> The problem
Retype the complete listing exactly as it appears.

> Data
· · · · · · ·
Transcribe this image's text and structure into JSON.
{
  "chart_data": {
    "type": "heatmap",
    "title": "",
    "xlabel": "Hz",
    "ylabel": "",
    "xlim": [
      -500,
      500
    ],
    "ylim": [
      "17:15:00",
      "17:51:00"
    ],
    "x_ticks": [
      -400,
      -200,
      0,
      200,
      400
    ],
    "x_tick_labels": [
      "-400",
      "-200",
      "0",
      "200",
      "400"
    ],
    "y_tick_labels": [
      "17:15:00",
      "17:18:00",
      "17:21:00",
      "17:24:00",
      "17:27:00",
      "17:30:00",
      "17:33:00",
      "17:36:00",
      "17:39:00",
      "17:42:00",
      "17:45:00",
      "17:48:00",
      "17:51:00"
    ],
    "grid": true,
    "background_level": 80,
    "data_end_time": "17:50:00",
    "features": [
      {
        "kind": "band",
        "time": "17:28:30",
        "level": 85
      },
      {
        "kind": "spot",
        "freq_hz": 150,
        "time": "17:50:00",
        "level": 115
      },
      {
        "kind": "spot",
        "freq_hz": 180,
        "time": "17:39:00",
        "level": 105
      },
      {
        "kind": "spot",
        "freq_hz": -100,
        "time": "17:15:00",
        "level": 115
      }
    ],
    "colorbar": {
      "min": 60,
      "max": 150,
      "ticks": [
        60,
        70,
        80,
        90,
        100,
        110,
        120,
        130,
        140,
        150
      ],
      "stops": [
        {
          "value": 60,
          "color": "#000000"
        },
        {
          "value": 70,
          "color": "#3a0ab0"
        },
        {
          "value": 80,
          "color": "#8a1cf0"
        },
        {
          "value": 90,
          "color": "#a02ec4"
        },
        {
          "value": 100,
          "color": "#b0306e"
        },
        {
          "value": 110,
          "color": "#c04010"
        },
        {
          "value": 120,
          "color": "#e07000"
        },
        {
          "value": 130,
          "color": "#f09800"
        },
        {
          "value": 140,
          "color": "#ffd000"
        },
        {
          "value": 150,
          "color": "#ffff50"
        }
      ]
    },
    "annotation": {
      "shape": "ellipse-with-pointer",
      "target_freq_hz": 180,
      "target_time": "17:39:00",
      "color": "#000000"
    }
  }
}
· · · · · · ·
> Response to this exercise
Transcribe this image's text and structure into JSON.
{
  "chart_data": {
    "type": "heatmap",
    "title": "",
    "xlabel": "Hz",
    "ylabel": "",
    "xlim": [
      -500,
      500
    ],
    "ylim": [
      "17:15:00",
      "17:51:00"
    ],
    "x_ticks": [
      -400,
      -200,
      0,
      200,
      400
    ],
    "x_tick_labels": [
      "-400",
      "-200",
      "0",
      "200",
      "400"
    ],
    "y_tick_labels": [
      "17:15:00",
      "17:18:00",
      "17:21:00",
      "17:24:00",
      "17:27:00",
      "17:30:00",
      "17:33:00",
      "17:36:00",
      "17:39:00",
      "17:42:00",
      "17:45:00",
      "17:48:00",
      "17:51:00"
    ],
    "grid": true,
    "background_level": 80,
    "data_end_time": "17:50:00",
    "features": [
      {
        "kind": "band",
        "time": "17:28:30",
        "level": 85
      },
      {
        "kind": "spot",
        "freq_hz": 150,
        "time": "17:50:00",
        "level": 115
      },
      {
        "kind": "spot",
        "freq_hz": 180,
        "time": "17:39:00",
        "level": 105
      },
      {
        "kind": "spot",
        "freq_hz": -100,
        "time": "17:15:00",
        "level": 115
      }
    ],
    "colorbar": {
      "min": 60,
      "max": 150,
      "ticks": [
        60,
        70,
        80,
        90,
        100,
        110,
        120,
        130,
        140,
        150
      ],
      "stops": [
        {
          "value": 60,
          "color": "#000000"
        },
        {
          "value": 70,
          "color": "#3a0ab0"
        },
        {
          "value": 80,
          "color": "#8a1cf0"
        },
        {
          "value": 90,
          "color": "#a02ec4"
        },
        {
          "value": 100,
          "color": "#b0306e"
        },
        {
          "value": 110,
          "color": "#c04010"
        },
        {
          "value": 120,
          "color": "#e07000"
        },
        {
          "value": 130,
          "color": "#f09800"
        },
        {
          "value": 140,
          "color": "#ffd000"
        },
        {
          "value": 150,
          "color": "#ffff50"
        }
      ]
    },
    "annotation": {
      "shape": "ellipse-with-pointer",
      "target_freq_hz": 180,
      "target_time": "17:39:00",
      "color": "#000000"
    }
  }
}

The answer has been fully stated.